THE EXERCISE: Produce an exact copy of the lines from the line containing "OCR this image." through the last line of the listing below, both ends included, and nothing else.

╭──

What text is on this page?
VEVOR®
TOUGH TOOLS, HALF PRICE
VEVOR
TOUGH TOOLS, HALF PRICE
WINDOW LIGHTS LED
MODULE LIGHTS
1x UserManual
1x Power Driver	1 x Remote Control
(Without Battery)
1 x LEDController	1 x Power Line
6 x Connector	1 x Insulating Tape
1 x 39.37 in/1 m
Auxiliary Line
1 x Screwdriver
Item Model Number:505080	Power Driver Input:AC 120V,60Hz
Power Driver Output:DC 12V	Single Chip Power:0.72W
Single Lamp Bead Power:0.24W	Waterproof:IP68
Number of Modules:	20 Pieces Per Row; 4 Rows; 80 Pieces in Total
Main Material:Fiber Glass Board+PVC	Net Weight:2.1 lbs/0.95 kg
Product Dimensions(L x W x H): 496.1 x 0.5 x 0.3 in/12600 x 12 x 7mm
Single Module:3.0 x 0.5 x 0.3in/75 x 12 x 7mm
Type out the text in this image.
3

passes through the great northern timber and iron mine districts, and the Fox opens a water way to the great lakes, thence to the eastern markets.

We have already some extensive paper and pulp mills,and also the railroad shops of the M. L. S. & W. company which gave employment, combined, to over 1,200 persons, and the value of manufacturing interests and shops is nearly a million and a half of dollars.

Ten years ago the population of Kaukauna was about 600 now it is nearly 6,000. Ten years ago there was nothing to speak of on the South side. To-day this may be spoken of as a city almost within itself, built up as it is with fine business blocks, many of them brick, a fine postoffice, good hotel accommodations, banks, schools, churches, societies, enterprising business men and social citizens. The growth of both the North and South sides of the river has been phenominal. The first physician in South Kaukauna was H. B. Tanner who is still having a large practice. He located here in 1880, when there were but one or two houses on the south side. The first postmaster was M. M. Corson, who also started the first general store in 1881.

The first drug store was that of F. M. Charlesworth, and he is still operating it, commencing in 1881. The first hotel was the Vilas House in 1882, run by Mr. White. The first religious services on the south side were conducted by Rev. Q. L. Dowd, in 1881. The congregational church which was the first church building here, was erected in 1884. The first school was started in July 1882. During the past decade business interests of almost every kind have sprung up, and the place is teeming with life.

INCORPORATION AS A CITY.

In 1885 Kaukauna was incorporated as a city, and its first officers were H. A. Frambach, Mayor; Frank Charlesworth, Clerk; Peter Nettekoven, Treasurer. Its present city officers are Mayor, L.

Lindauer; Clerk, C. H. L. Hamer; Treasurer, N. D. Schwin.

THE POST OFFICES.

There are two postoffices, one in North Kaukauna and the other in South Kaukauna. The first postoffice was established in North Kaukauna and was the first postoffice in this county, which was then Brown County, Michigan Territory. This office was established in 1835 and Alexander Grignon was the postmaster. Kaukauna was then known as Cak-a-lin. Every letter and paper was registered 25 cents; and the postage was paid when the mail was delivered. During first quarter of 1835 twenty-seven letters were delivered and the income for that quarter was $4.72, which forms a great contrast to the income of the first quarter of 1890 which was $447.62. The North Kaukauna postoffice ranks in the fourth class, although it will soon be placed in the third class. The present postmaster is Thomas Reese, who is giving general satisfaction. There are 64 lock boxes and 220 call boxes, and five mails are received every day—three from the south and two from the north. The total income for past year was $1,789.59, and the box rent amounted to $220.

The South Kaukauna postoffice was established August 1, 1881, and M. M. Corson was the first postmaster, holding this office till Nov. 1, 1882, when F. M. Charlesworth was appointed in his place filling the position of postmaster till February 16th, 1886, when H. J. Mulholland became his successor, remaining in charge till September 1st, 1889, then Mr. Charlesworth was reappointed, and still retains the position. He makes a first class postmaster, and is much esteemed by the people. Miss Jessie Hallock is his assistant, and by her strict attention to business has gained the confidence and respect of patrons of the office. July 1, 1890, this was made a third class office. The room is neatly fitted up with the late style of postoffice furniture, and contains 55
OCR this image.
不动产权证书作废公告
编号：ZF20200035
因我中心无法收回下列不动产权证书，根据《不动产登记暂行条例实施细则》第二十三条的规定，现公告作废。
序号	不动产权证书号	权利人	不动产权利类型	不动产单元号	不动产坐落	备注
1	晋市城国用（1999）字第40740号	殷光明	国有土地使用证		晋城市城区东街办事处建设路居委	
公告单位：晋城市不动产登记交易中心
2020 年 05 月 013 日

╰──

TASK RESULT:
OCR this image.
不动产权证书作废公告
编号：ZF20200035
因我中心无法收回下列不动产权证书，根据《不动产登记暂行条例实施细则》第二十三条的规定，现公告作废。
序号	不动产权证书号	权利人	不动产权利类型	不动产单元号	不动产坐落	备注
1	晋市城国用（1999）字第40740号	殷光明	国有土地使用证		晋城市城区东街办事处建设路居委	
公告单位：晋城市不动产登记交易中心
2020 年 05 月 013 日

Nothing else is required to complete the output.